Excerpted text ▸
Cluster configuration
The updated cluster architecture includes enhancements over the previous one and fixes specific bugs found in earlier versions:
- Single error point: Only the master can modify the index. If the master fails, the whole system will have problems.
- Latency: Slave nodes have to refresh their local index every few minutes. So there is a latency between master and slave while the process completes.
This architecture provides load balancing as well as high availability. Let's take a look at the proposed architecture. Several OpenKM servers and one (or several) HAProxy servers will distribute user requests to these OpenKM servers. HAProxy can also be configured to detect which OpenKM server is down and avoid sending requests until it is up again.
Optionally you can configure several replicated database servers (also handled by another HAProxy), which prevent the service from being interrupted in case a database node goes down. By default, OpenKM stores the documents on disk to maximize performance, so you need these files replicated across your OpenKM servers. An option is GlusterFS, a software solution to create distributed file systems, but NFS is quite good in most situations and easier to set up on Linux servers.
Remember that this is only a proposal, and you are free to implement whatever infrastructure you want to achieve the same results. To avoid an excessive and complex configuration, we will describe a simplified architecture that will provide the same objective: the master node, the database, and the NFS server are on the same machine.
Remember that every OpenKM instance should use the same database instance. Use only one database for all instances. This resource is configured in the TOMCAT_HOME/openkm.properties file.
If you look into the TOMCAT_HOME/repository directory, you can see the following:
- cache: These are generated files used primarily for preview. If deleted, they will be recreated.
- Datastore: These files are the binary content of the documents stored in OpenKM. You should take care of them, and a backup is always recommended.
- Index: This is where Lucene stores the indexes used for document and metadata search. If deleted, you can re-index the repository from Administration > Utilities.
You can place cache and datastore folders on another server as shared resources, according to this information. On average, 80% of user actions are document reads, and only 20% are writes (create or update documents). The problematic folder is the index folder because Lucene indexes can't be shared between several OpenKM instances. So, what can we do? The solution is that each OpenKM instance has its index, and they send messages between them to keep their local index updated. If a node needs to update the index, it also sends a message to the other nodes, which will process the modification locally.

Instructions to follow ▸
Extend the OpenKM cluster configuration text above with a few more paragraphs, starting after its last sentence about other nodes applying index changes locally.

Data shown ▸
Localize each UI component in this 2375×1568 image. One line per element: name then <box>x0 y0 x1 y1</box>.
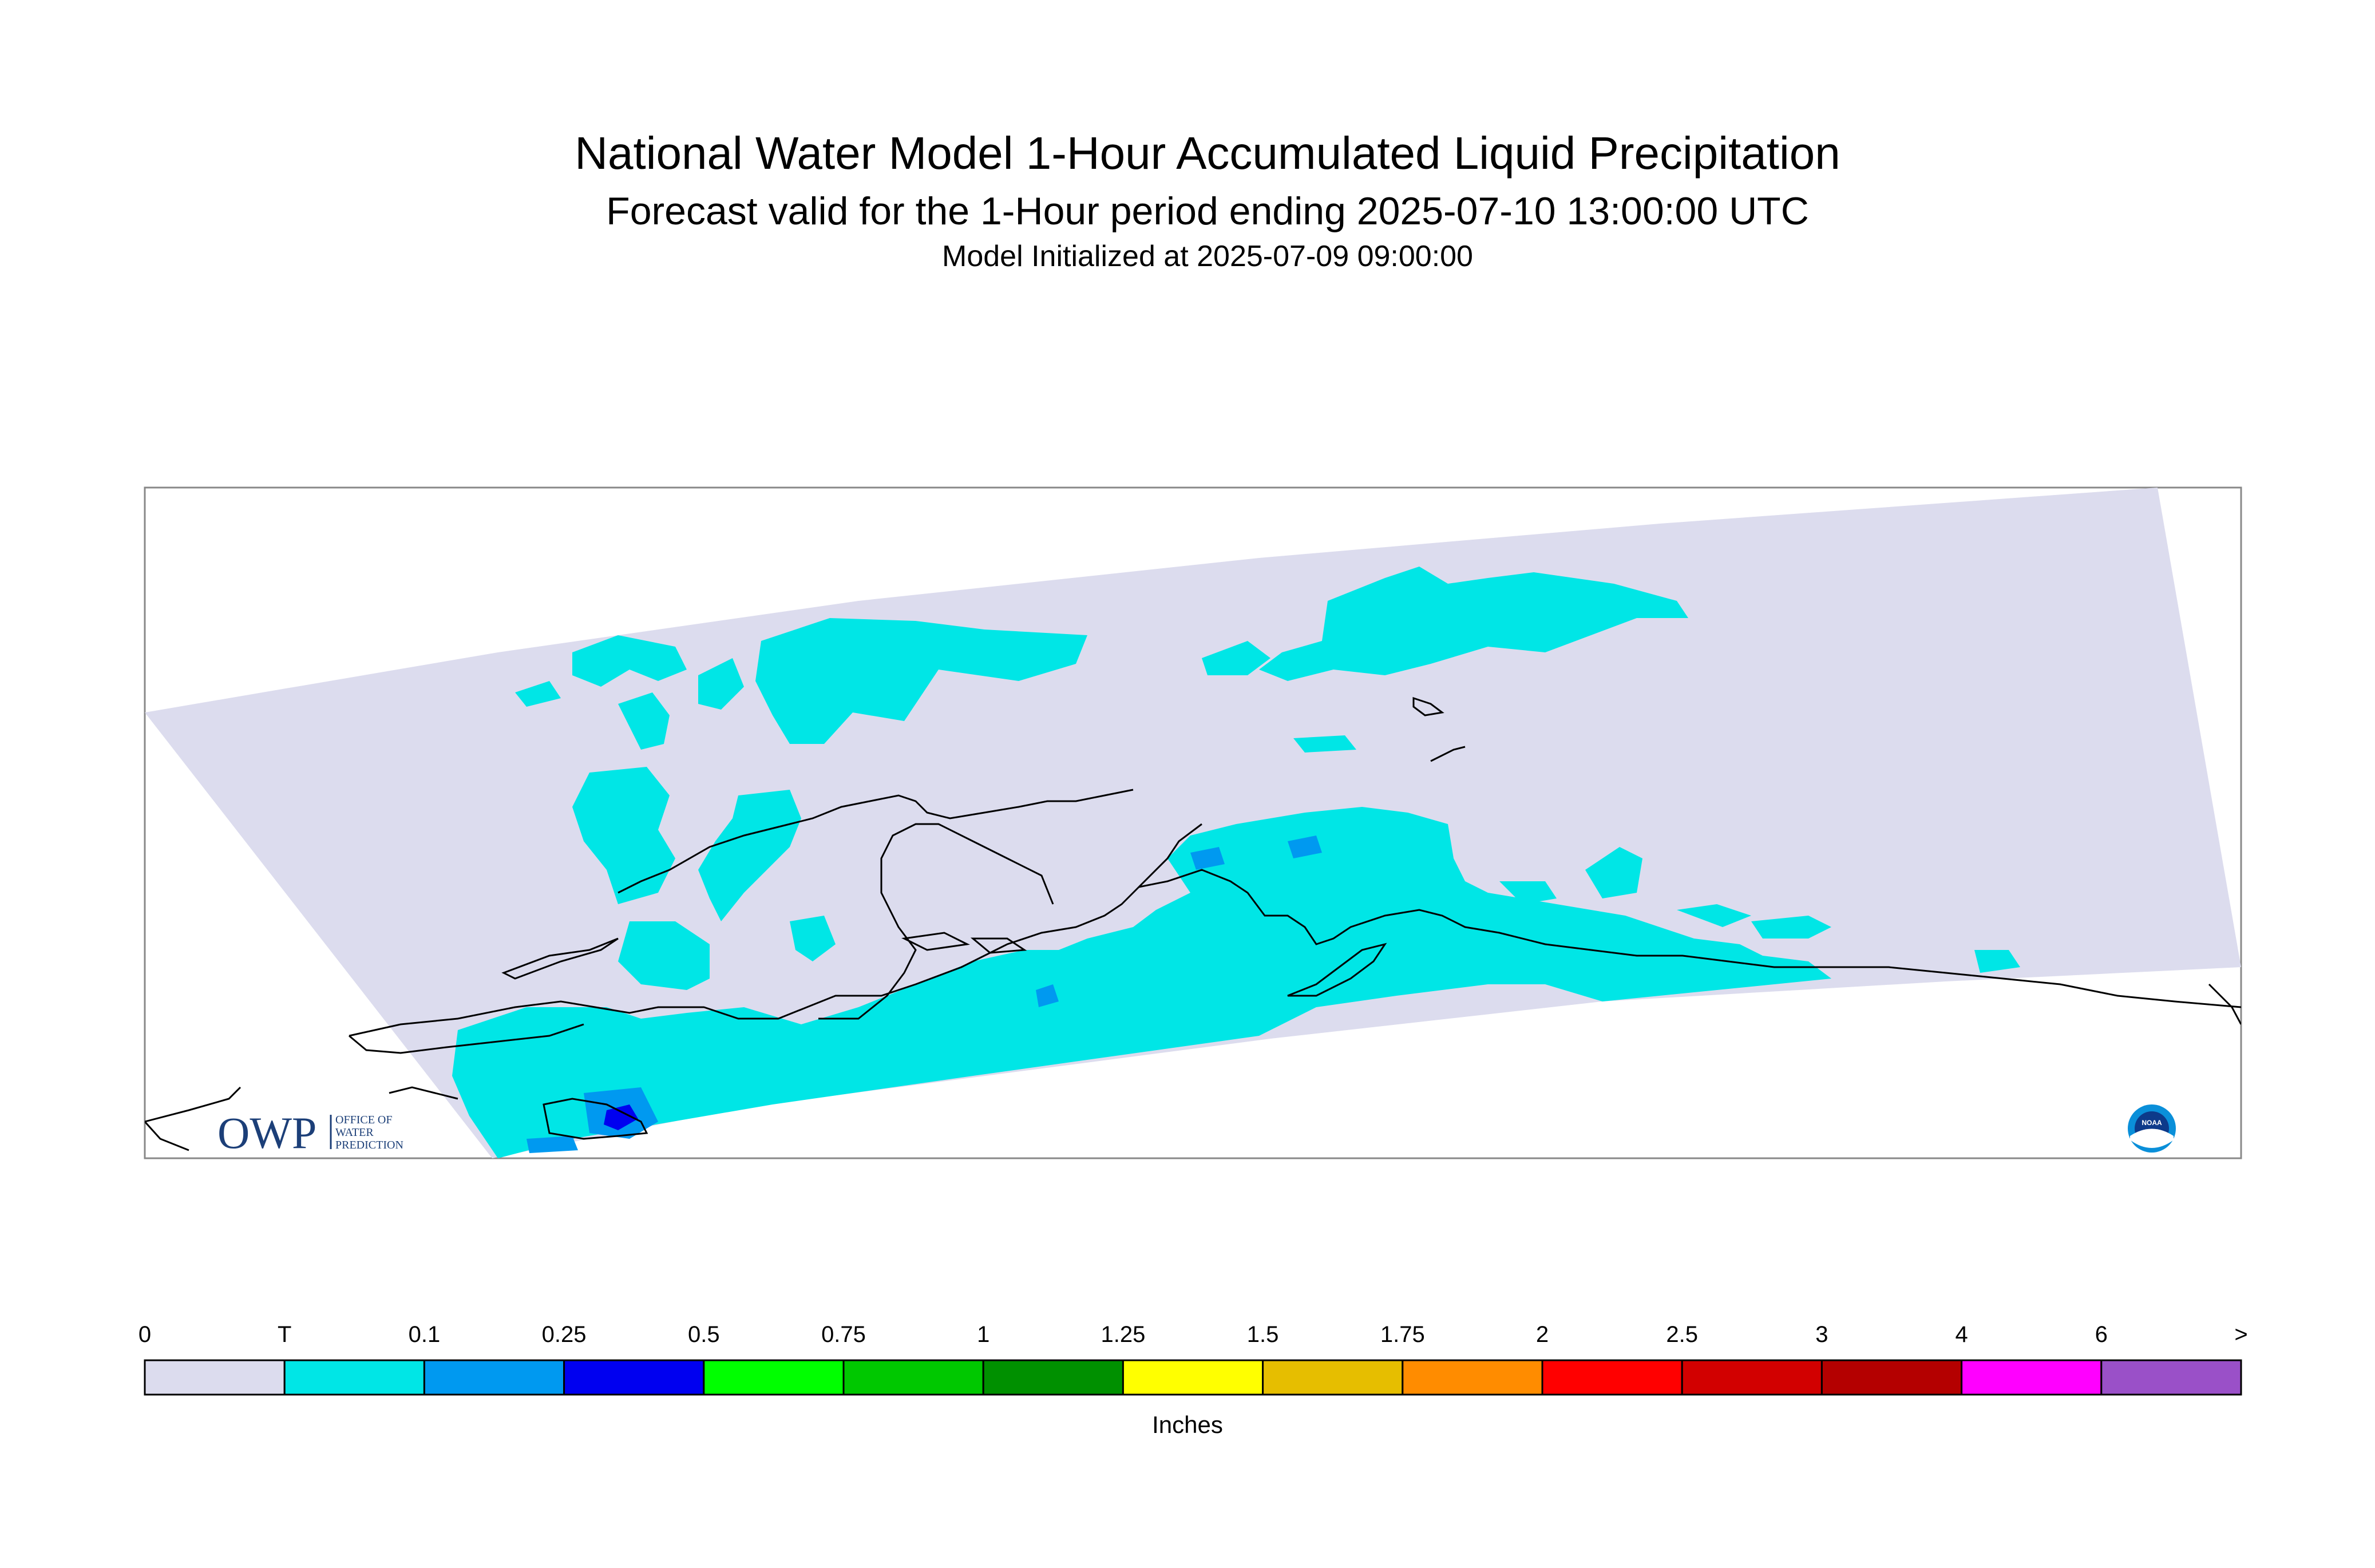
legend-swatch <box>2100 1359 2242 1396</box>
model-init-line: Model Initialized at 2025-07-09 09:00:00 <box>942 240 1473 273</box>
legend-swatch <box>703 1359 845 1396</box>
noaa-logo-icon: NOAA <box>2128 1104 2176 1153</box>
legend-swatch <box>1961 1359 2103 1396</box>
owp-logo-text: OWP <box>217 1108 316 1158</box>
light-precip-layer <box>527 836 1322 1153</box>
legend-units-label: Inches <box>1152 1411 1223 1438</box>
legend-tick-label: 0.5 <box>688 1322 720 1347</box>
legend-swatch <box>423 1359 565 1396</box>
legend-tick-label: 1 <box>977 1322 989 1347</box>
legend-tick-label: 0.75 <box>821 1322 866 1347</box>
legend-swatch <box>1262 1359 1404 1396</box>
legend-tick-label: T <box>278 1322 291 1347</box>
legend-swatch <box>1681 1359 1823 1396</box>
legend-swatch <box>842 1359 984 1396</box>
map-subtitle: Forecast valid for the 1-Hour period end… <box>606 189 1809 233</box>
coastline-layer <box>145 696 2241 1151</box>
legend-swatch <box>283 1359 425 1396</box>
legend-tick-label: 4 <box>1955 1322 1968 1347</box>
legend-tick-label: 1.5 <box>1247 1322 1279 1347</box>
owp-logo: OWP OFFICE OF WATER PREDICTION <box>217 1108 403 1158</box>
legend-tick-label: 2 <box>1536 1322 1549 1347</box>
owp-logo-line2: WATER <box>335 1126 374 1139</box>
legend-tick-label: 2.5 <box>1666 1322 1698 1347</box>
legend-tick-label: > <box>2234 1322 2247 1347</box>
noaa-logo-text: NOAA <box>2142 1119 2162 1127</box>
legend-swatch <box>982 1359 1124 1396</box>
legend-tick-label: 1.25 <box>1101 1322 1145 1347</box>
trace-precip-layer <box>452 567 2020 1158</box>
owp-logo-line3: PREDICTION <box>335 1139 403 1151</box>
owp-logo-line1: OFFICE OF <box>335 1114 392 1126</box>
legend-swatch <box>1541 1359 1683 1396</box>
legend-tick-label: 1.75 <box>1380 1322 1425 1347</box>
legend-swatch <box>563 1359 705 1396</box>
map-title: National Water Model 1-Hour Accumulated … <box>575 128 1840 179</box>
heavy-precip-layer <box>604 1104 638 1130</box>
legend-tick-label: 0.25 <box>542 1322 587 1347</box>
legend-swatch <box>144 1359 286 1396</box>
legend-tick-label: 6 <box>2095 1322 2108 1347</box>
legend-tick-label: 3 <box>1815 1322 1828 1347</box>
legend-swatch <box>1402 1359 1543 1396</box>
legend-swatch <box>1122 1359 1264 1396</box>
legend-tick-label: 0 <box>138 1322 151 1347</box>
legend-swatch <box>1820 1359 1963 1396</box>
legend-tick-label: 0.1 <box>409 1322 441 1347</box>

Task result ▸
Proxy node
This is the only node that should be accessible to users and will dispatch requests between the slave nodes. The most important part is the HAProxy configuration. This configuration format works with HAProxy v1.5
frontend LB
bind 192.168.0.220:80
reqadd X-Forwarded-Proto:\ http
default_backend LB
backend LB 192.168.0.220:80
mode http
stats enable
stats hide-version
stats uri /stats
stats realm HAProxy\ Statistics
stats auth admin:admin
balance roundrobin
option httpchk
option httpclose
option forwardfor
cookie LB insert
server node1 192.168.0.222:8080 cookie node1 check
server node2 192.168.0.223:8080 cookie node2 check
According to this configuration, user requests will be balanced using the round-robin algorithm between the two OpenKM servers. If any OpenKM servers fail, the requests will only be forwarded to the working server. At http://proxy/stats (default user: admin, password: admin), you will be able to see the nodes' status and other statistics. A complete manual of HAProxy is available at http://cbonte.github.io/haproxy-dconv/configuration-1.5.html. If you use another HAProxy version, some options may have changed.
Master node
This kind of node is not very different from the slaves, and the only real difference is that it can run crontab tasks among other administrative actions. As we said previously, to simplify the configuration, this master node will also store the cache and datastore files.
In this example, we will also use this server as an NFS server, but it's common to have a SAN that acts as the NFS server.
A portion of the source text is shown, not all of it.